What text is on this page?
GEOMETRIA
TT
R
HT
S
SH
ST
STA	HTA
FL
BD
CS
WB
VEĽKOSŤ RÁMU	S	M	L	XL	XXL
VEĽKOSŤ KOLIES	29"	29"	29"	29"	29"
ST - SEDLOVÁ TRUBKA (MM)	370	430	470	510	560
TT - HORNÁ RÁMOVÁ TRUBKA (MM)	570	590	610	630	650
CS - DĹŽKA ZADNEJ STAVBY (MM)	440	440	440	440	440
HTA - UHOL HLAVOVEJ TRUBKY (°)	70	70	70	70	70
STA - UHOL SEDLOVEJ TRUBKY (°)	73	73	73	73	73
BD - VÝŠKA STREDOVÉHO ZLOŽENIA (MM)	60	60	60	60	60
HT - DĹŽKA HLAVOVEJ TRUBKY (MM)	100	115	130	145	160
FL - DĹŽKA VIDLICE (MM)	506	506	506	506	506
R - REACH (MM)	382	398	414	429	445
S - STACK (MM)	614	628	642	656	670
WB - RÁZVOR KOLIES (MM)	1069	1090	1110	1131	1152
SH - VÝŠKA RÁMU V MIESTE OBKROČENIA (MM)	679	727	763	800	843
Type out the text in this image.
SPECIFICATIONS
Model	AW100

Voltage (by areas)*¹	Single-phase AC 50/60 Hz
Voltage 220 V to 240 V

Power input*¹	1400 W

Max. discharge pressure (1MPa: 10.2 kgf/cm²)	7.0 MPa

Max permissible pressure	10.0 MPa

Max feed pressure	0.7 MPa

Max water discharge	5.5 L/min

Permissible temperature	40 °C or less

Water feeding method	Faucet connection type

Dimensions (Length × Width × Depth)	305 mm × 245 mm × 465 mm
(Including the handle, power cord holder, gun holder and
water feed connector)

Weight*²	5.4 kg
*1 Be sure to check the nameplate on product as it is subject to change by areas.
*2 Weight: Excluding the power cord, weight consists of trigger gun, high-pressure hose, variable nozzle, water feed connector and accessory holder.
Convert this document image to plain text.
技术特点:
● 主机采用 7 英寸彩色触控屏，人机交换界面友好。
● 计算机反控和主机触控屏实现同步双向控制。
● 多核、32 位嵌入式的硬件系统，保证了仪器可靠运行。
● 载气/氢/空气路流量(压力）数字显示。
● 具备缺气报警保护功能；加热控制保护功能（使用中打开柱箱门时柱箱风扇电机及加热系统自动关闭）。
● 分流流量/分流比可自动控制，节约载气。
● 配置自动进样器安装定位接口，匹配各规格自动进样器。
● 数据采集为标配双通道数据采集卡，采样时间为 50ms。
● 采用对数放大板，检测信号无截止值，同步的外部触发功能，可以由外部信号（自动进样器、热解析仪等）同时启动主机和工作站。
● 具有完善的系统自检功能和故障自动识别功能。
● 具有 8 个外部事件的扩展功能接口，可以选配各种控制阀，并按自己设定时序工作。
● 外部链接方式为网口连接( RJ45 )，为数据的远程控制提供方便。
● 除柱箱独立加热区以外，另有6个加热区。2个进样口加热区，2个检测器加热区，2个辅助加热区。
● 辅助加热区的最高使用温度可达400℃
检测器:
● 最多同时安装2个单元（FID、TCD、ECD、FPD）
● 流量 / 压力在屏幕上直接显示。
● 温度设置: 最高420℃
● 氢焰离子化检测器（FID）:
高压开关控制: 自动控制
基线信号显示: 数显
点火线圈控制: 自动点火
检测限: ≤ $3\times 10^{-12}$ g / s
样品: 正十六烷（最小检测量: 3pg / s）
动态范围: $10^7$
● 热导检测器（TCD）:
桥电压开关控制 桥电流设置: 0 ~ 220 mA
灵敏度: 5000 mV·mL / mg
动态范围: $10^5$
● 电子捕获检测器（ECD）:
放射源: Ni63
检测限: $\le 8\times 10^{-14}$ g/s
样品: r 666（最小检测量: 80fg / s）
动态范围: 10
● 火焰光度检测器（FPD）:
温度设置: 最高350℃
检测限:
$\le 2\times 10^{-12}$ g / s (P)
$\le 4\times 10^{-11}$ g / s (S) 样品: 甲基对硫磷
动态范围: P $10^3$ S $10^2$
--- --- ---
Directive: Repeat every line of the records above exactly.

Completed exercise:
What text is on this page?
GEOMETRIA
TT
R
HT
S
SH
ST
STA	HTA
FL
BD
CS
WB
VEĽKOSŤ RÁMU	S	M	L	XL	XXL
VEĽKOSŤ KOLIES	29"	29"	29"	29"	29"
ST - SEDLOVÁ TRUBKA (MM)	370	430	470	510	560
TT - HORNÁ RÁMOVÁ TRUBKA (MM)	570	590	610	630	650
CS - DĹŽKA ZADNEJ STAVBY (MM)	440	440	440	440	440
HTA - UHOL HLAVOVEJ TRUBKY (°)	70	70	70	70	70
STA - UHOL SEDLOVEJ TRUBKY (°)	73	73	73	73	73
BD - VÝŠKA STREDOVÉHO ZLOŽENIA (MM)	60	60	60	60	60
HT - DĹŽKA HLAVOVEJ TRUBKY (MM)	100	115	130	145	160
FL - DĹŽKA VIDLICE (MM)	506	506	506	506	506
R - REACH (MM)	382	398	414	429	445
S - STACK (MM)	614	628	642	656	670
WB - RÁZVOR KOLIES (MM)	1069	1090	1110	1131	1152
SH - VÝŠKA RÁMU V MIESTE OBKROČENIA (MM)	679	727	763	800	843
Type out the text in this image.
SPECIFICATIONS
Model	AW100

Voltage (by areas)*¹	Single-phase AC 50/60 Hz
Voltage 220 V to 240 V

Power input*¹	1400 W

Max. discharge pressure (1MPa: 10.2 kgf/cm²)	7.0 MPa

Max permissible pressure	10.0 MPa

Max feed pressure	0.7 MPa

Max water discharge	5.5 L/min

Permissible temperature	40 °C or less

Water feeding method	Faucet connection type

Dimensions (Length × Width × Depth)	305 mm × 245 mm × 465 mm
(Including the handle, power cord holder, gun holder and
water feed connector)

Weight*²	5.4 kg
*1 Be sure to check the nameplate on product as it is subject to change by areas.
*2 Weight: Excluding the power cord, weight consists of trigger gun, high-pressure hose, variable nozzle, water feed connector and accessory holder.
Convert this document image to plain text.
技术特点:
● 主机采用 7 英寸彩色触控屏，人机交换界面友好。
● 计算机反控和主机触控屏实现同步双向控制。
● 多核、32 位嵌入式的硬件系统，保证了仪器可靠运行。
● 载气/氢/空气路流量(压力）数字显示。
● 具备缺气报警保护功能；加热控制保护功能（使用中打开柱箱门时柱箱风扇电机及加热系统自动关闭）。
● 分流流量/分流比可自动控制，节约载气。
● 配置自动进样器安装定位接口，匹配各规格自动进样器。
● 数据采集为标配双通道数据采集卡，采样时间为 50ms。
● 采用对数放大板，检测信号无截止值，同步的外部触发功能，可以由外部信号（自动进样器、热解析仪等）同时启动主机和工作站。
● 具有完善的系统自检功能和故障自动识别功能。
● 具有 8 个外部事件的扩展功能接口，可以选配各种控制阀，并按自己设定时序工作。
● 外部链接方式为网口连接( RJ45 )，为数据的远程控制提供方便。
● 除柱箱独立加热区以外，另有6个加热区。2个进样口加热区，2个检测器加热区，2个辅助加热区。
● 辅助加热区的最高使用温度可达400℃
检测器:
● 最多同时安装2个单元（FID、TCD、ECD、FPD）
● 流量 / 压力在屏幕上直接显示。
● 温度设置: 最高420℃
● 氢焰离子化检测器（FID）:
高压开关控制: 自动控制
基线信号显示: 数显
点火线圈控制: 自动点火
检测限: ≤ $3\times 10^{-12}$ g / s
样品: 正十六烷（最小检测量: 3pg / s）
动态范围: $10^7$
● 热导检测器（TCD）:
桥电压开关控制 桥电流设置: 0 ~ 220 mA
灵敏度: 5000 mV·mL / mg
动态范围: $10^5$
● 电子捕获检测器（ECD）:
放射源: Ni63
检测限: $\le 8\times 10^{-14}$ g/s
样品: r 666（最小检测量: 80fg / s）
动态范围: 10
● 火焰光度检测器（FPD）:
温度设置: 最高350℃
检测限:
$\le 2\times 10^{-12}$ g / s (P)
$\le 4\times 10^{-11}$ g / s (S) 样品: 甲基对硫磷
动态范围: P $10^3$ S $10^2$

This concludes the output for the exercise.